**Description of the task:** Pick out all lines with the word "каникулярное" from the records that follow.

--- start of Records provided ---

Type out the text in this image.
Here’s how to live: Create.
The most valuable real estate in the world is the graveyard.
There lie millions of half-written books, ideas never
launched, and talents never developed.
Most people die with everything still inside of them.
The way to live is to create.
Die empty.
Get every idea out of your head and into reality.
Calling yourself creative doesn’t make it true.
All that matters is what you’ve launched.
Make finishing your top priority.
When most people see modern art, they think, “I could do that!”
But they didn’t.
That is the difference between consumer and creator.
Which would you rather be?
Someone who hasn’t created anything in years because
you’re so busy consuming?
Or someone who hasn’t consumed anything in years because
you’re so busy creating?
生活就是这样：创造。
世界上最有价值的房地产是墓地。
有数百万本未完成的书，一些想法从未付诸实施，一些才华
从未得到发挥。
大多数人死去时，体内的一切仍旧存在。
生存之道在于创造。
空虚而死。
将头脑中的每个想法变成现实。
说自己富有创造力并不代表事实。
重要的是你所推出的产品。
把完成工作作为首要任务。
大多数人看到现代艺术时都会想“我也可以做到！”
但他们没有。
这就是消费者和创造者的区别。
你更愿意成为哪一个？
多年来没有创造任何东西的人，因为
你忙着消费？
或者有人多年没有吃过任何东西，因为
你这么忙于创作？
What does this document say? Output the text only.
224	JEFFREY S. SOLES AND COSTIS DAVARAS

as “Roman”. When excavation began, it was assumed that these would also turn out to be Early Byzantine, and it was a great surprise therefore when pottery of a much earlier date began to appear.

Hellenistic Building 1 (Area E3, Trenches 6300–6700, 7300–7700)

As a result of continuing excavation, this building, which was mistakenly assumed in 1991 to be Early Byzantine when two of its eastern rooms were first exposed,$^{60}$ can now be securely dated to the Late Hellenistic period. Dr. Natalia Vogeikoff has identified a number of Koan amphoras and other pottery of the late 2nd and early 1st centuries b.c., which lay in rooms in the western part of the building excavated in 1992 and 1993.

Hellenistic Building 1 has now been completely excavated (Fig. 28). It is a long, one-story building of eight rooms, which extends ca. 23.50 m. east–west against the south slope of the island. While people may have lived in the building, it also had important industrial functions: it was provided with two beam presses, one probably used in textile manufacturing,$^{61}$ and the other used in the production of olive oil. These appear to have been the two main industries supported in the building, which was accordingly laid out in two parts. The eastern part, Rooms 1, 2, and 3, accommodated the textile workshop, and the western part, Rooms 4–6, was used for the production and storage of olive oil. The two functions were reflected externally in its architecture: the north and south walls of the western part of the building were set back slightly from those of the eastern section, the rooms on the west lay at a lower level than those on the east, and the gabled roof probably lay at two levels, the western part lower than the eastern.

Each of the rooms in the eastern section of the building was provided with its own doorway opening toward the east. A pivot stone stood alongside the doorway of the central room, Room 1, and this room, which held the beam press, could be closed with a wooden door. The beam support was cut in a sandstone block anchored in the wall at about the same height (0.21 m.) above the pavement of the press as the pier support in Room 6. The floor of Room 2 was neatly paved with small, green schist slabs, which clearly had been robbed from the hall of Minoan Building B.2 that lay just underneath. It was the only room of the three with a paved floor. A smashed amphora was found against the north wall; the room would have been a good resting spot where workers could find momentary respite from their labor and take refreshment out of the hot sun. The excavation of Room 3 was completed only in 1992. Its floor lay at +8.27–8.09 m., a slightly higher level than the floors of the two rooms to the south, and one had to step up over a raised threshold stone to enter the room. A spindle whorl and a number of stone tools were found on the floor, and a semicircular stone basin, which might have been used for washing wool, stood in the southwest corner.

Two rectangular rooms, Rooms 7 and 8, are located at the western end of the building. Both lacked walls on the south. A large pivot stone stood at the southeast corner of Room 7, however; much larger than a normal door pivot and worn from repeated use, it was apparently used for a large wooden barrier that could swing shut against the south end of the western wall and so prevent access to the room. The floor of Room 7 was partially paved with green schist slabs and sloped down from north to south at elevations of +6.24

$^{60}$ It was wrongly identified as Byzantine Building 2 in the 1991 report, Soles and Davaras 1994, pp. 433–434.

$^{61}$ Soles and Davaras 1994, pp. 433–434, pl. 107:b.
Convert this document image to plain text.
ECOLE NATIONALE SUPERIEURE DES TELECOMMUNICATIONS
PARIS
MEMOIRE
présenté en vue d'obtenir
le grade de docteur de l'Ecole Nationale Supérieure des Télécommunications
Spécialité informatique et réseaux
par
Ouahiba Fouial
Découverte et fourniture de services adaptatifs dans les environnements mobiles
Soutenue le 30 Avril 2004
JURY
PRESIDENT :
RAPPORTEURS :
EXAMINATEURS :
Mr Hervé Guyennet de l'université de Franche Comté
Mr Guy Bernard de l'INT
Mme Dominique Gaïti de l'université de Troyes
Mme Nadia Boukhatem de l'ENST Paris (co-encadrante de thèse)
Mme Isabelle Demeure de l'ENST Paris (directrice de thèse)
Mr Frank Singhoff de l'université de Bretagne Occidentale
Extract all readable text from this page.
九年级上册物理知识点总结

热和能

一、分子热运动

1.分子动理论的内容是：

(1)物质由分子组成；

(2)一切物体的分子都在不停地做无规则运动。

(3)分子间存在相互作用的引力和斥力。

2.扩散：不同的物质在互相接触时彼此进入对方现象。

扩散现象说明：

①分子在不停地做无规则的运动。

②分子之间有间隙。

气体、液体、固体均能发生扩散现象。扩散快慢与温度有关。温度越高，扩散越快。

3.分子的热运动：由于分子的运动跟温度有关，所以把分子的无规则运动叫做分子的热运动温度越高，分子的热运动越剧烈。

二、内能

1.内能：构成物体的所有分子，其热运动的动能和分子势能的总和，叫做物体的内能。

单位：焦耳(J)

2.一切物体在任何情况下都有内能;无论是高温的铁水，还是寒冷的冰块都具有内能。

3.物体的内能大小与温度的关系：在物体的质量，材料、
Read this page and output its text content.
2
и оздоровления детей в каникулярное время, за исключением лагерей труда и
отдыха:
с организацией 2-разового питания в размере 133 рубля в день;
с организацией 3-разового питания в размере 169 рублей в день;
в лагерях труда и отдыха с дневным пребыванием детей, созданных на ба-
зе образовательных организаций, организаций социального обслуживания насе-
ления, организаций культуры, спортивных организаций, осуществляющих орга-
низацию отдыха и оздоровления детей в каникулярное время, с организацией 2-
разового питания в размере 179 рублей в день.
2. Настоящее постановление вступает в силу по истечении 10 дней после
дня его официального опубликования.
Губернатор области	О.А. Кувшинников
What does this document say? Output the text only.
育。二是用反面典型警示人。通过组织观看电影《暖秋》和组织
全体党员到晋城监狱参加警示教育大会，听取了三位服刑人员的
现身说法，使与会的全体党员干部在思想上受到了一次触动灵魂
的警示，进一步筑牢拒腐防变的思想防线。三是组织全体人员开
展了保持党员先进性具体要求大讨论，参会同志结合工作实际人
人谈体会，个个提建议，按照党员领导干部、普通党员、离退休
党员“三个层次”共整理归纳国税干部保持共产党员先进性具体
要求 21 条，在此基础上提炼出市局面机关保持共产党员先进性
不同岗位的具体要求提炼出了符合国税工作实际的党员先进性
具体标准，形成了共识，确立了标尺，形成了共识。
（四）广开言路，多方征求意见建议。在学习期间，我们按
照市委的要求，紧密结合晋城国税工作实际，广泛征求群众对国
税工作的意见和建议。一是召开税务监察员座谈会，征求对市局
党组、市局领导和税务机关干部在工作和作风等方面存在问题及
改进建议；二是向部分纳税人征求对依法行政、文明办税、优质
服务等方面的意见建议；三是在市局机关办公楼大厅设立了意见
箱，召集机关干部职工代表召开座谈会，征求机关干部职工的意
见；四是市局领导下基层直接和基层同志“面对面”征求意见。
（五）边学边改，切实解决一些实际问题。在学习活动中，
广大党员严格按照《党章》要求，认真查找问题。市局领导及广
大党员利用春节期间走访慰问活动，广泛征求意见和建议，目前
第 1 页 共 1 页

--- end of Records provided ---

**Result of this task:**
и оздоровления детей в каникулярное время, за исключением лагерей труда и
низацию отдыха и оздоровления детей в каникулярное время, с организацией 2-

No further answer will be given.